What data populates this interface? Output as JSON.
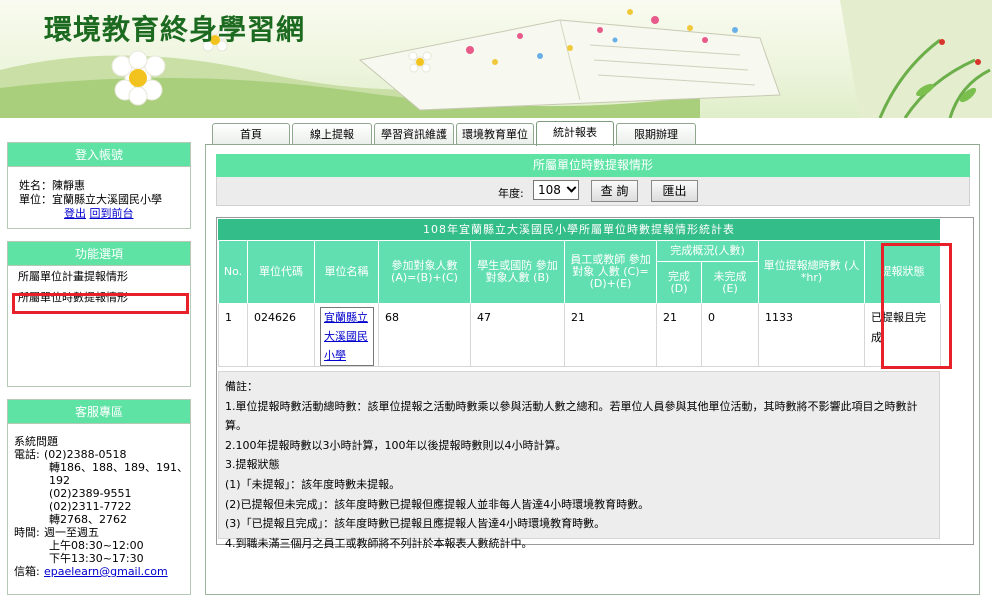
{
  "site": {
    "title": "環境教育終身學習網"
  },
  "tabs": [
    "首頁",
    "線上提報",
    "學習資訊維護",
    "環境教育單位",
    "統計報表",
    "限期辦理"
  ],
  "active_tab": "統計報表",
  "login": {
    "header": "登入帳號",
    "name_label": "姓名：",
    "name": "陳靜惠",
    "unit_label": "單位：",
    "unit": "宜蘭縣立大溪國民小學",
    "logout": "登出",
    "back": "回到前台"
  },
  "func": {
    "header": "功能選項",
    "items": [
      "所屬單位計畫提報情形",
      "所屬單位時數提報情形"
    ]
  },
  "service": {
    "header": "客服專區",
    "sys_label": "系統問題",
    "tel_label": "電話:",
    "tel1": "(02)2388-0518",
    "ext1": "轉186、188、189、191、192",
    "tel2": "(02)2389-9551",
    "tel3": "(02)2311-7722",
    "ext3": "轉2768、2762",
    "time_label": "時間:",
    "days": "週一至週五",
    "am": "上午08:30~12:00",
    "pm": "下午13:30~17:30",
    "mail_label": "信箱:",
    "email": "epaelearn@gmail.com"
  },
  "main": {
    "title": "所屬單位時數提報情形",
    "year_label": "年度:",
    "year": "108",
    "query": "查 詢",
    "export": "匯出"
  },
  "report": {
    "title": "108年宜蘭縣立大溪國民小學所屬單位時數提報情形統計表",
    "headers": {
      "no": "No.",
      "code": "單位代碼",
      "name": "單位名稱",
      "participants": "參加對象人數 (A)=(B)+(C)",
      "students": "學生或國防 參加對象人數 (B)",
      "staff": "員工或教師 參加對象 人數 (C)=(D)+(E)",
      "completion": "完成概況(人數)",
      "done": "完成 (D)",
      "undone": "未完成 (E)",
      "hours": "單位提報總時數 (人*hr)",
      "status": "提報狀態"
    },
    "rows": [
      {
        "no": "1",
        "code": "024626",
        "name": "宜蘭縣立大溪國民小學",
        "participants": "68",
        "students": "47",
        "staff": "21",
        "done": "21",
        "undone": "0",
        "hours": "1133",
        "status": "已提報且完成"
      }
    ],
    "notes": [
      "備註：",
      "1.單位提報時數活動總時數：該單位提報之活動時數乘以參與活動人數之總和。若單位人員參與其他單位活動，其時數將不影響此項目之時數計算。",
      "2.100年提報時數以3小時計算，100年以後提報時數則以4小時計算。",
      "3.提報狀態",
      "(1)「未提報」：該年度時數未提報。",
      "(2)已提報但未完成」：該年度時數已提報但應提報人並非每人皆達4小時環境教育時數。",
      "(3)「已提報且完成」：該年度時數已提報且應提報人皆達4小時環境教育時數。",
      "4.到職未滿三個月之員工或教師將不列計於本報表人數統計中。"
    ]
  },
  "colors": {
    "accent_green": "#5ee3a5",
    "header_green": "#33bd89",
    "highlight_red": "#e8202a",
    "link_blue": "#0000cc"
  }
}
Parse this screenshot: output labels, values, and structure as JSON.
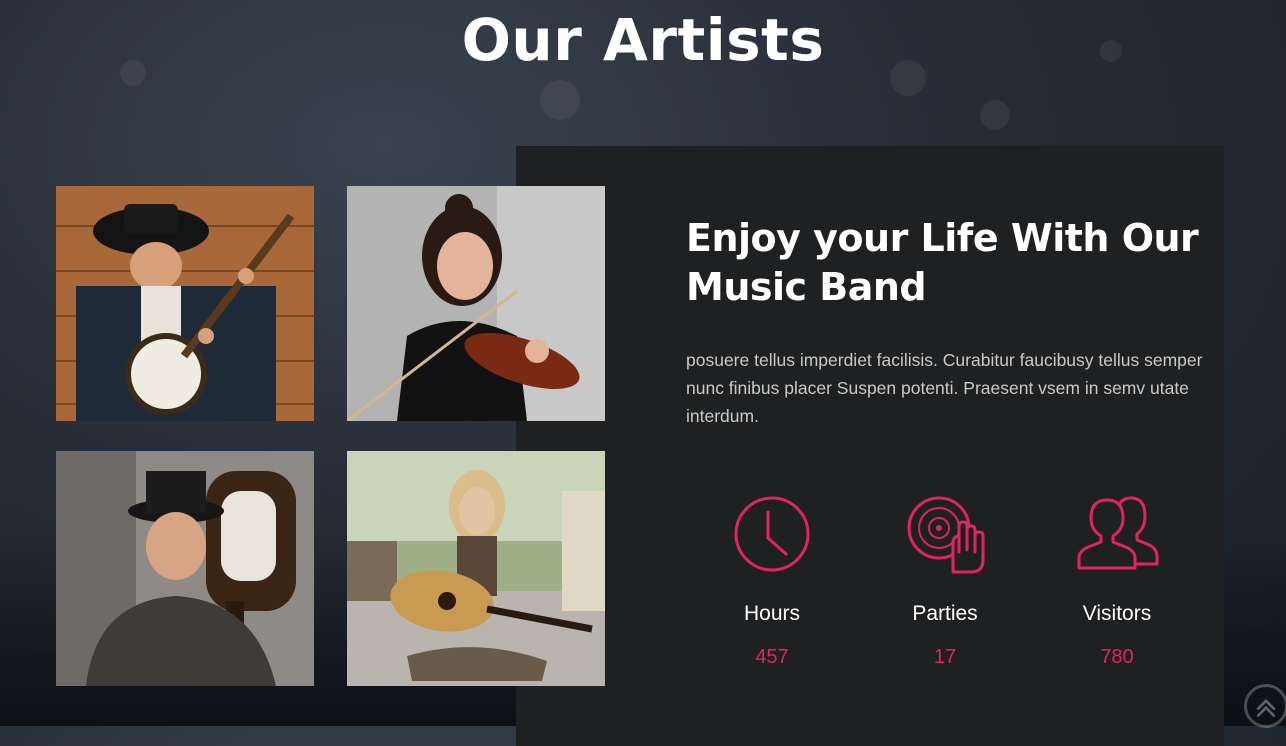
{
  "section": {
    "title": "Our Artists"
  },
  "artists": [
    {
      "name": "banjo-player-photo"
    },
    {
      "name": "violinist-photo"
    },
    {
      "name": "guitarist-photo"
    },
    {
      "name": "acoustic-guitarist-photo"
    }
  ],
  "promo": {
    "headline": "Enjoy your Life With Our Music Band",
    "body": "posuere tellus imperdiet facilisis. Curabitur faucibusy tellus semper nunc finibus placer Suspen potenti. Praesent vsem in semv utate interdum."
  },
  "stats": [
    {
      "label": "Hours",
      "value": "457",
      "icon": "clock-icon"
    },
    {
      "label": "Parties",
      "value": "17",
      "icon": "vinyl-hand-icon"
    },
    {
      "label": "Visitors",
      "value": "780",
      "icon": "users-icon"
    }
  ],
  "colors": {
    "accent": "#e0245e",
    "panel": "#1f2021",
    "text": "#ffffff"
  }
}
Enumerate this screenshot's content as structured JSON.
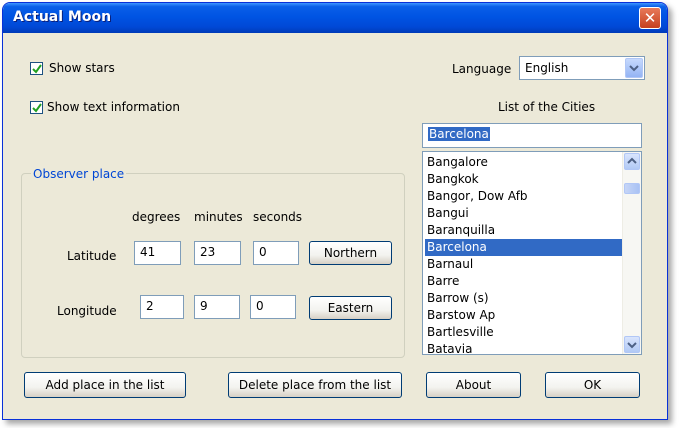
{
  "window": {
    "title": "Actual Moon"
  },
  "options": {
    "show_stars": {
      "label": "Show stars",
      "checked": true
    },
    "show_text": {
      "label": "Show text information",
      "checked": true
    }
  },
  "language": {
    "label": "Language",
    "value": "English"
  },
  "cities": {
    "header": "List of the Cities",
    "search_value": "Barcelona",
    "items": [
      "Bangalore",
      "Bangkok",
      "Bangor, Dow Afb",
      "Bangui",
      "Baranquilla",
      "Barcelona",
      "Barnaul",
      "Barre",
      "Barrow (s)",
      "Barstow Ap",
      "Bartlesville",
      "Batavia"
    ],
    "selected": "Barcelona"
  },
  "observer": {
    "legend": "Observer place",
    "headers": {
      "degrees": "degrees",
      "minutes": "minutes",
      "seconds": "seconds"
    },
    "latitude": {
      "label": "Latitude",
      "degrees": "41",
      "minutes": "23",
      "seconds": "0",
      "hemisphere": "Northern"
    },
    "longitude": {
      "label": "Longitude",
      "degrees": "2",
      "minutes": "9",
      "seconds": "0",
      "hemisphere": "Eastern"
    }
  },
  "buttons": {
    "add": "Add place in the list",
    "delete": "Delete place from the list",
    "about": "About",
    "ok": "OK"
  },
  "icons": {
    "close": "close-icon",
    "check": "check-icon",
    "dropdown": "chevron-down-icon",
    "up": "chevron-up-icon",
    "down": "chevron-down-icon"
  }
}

________________________

> **Instructions to follow**
Leave the pictures out and output the rest of the listing exactly.

> **Answer to the exercise**
What data populates this interface? Output as JSON.
{
  "site": {
    "title": "環境教育終身學習網"
  },
  "tabs": [
    "首頁",
    "線上提報",
    "學習資訊維護",
    "環境教育單位",
    "統計報表",
    "限期辦理"
  ],
  "active_tab": "統計報表",
  "login": {
    "header": "登入帳號",
    "name_label": "姓名：",
    "name": "陳靜惠",
    "unit_label": "單位：",
    "unit": "宜蘭縣立大溪國民小學",
    "logout": "登出",
    "back": "回到前台"
  },
  "func": {
    "header": "功能選項",
    "items": [
      "所屬單位計畫提報情形",
      "所屬單位時數提報情形"
    ]
  },
  "service": {
    "header": "客服專區",
    "sys_label": "系統問題",
    "tel_label": "電話:",
    "tel1": "(02)2388-0518",
    "ext1": "轉186、188、189、191、192",
    "tel2": "(02)2389-9551",
    "tel3": "(02)2311-7722",
    "ext3": "轉2768、2762",
    "time_label": "時間:",
    "days": "週一至週五",
    "am": "上午08:30~12:00",
    "pm": "下午13:30~17:30",
    "mail_label": "信箱:",
    "email": "epaelearn@gmail.com"
  },
  "main": {
    "title": "所屬單位時數提報情形",
    "year_label": "年度:",
    "year": "108",
    "query": "查 詢",
    "export": "匯出"
  },
  "report": {
    "title": "108年宜蘭縣立大溪國民小學所屬單位時數提報情形統計表",
    "headers": {
      "no": "No.",
      "code": "單位代碼",
      "name": "單位名稱",
      "participants": "參加對象人數 (A)=(B)+(C)",
      "students": "學生或國防 參加對象人數 (B)",
      "staff": "員工或教師 參加對象 人數 (C)=(D)+(E)",
      "completion": "完成概況(人數)",
      "done": "完成 (D)",
      "undone": "未完成 (E)",
      "hours": "單位提報總時數 (人*hr)",
      "status": "提報狀態"
    },
    "rows": [
      {
        "no": "1",
        "code": "024626",
        "name": "宜蘭縣立大溪國民小學",
        "participants": "68",
        "students": "47",
        "staff": "21",
        "done": "21",
        "undone": "0",
        "hours": "1133",
        "status": "已提報且完成"
      }
    ],
    "notes": [
      "備註：",
      "1.單位提報時數活動總時數：該單位提報之活動時數乘以參與活動人數之總和。若單位人員參與其他單位活動，其時數將不影響此項目之時數計算。",
      "2.100年提報時數以3小時計算，100年以後提報時數則以4小時計算。",
      "3.提報狀態",
      "(1)「未提報」：該年度時數未提報。",
      "(2)已提報但未完成」：該年度時數已提報但應提報人並非每人皆達4小時環境教育時數。",
      "(3)「已提報且完成」：該年度時數已提報且應提報人皆達4小時環境教育時數。",
      "4.到職未滿三個月之員工或教師將不列計於本報表人數統計中。"
    ]
  },
  "colors": {
    "accent_green": "#5ee3a5",
    "header_green": "#33bd89",
    "highlight_red": "#e8202a",
    "link_blue": "#0000cc"
  }
}
Parse this screenshot: output labels, values, and structure as JSON.
{
  "section": {
    "title": "Our Artists"
  },
  "artists": [
    {
      "name": "banjo-player-photo"
    },
    {
      "name": "violinist-photo"
    },
    {
      "name": "guitarist-photo"
    },
    {
      "name": "acoustic-guitarist-photo"
    }
  ],
  "promo": {
    "headline": "Enjoy your Life With Our Music Band",
    "body": "posuere tellus imperdiet facilisis. Curabitur faucibusy tellus semper nunc finibus placer Suspen potenti. Praesent vsem in semv utate interdum."
  },
  "stats": [
    {
      "label": "Hours",
      "value": "457",
      "icon": "clock-icon"
    },
    {
      "label": "Parties",
      "value": "17",
      "icon": "vinyl-hand-icon"
    },
    {
      "label": "Visitors",
      "value": "780",
      "icon": "users-icon"
    }
  ],
  "colors": {
    "accent": "#e0245e",
    "panel": "#1f2021",
    "text": "#ffffff"
  }
}
Enumerate this screenshot's content as structured JSON.
{
  "window": {
    "title": "Actual Moon"
  },
  "options": {
    "show_stars": {
      "label": "Show stars",
      "checked": true
    },
    "show_text": {
      "label": "Show text information",
      "checked": true
    }
  },
  "language": {
    "label": "Language",
    "value": "English"
  },
  "cities": {
    "header": "List of the Cities",
    "search_value": "Barcelona",
    "items": [
      "Bangalore",
      "Bangkok",
      "Bangor, Dow Afb",
      "Bangui",
      "Baranquilla",
      "Barcelona",
      "Barnaul",
      "Barre",
      "Barrow (s)",
      "Barstow Ap",
      "Bartlesville",
      "Batavia"
    ],
    "selected": "Barcelona"
  },
  "observer": {
    "legend": "Observer place",
    "headers": {
      "degrees": "degrees",
      "minutes": "minutes",
      "seconds": "seconds"
    },
    "latitude": {
      "label": "Latitude",
      "degrees": "41",
      "minutes": "23",
      "seconds": "0",
      "hemisphere": "Northern"
    },
    "longitude": {
      "label": "Longitude",
      "degrees": "2",
      "minutes": "9",
      "seconds": "0",
      "hemisphere": "Eastern"
    }
  },
  "buttons": {
    "add": "Add place in the list",
    "delete": "Delete place from the list",
    "about": "About",
    "ok": "OK"
  },
  "icons": {
    "close": "close-icon",
    "check": "check-icon",
    "dropdown": "chevron-down-icon",
    "up": "chevron-up-icon",
    "down": "chevron-down-icon"
  }
}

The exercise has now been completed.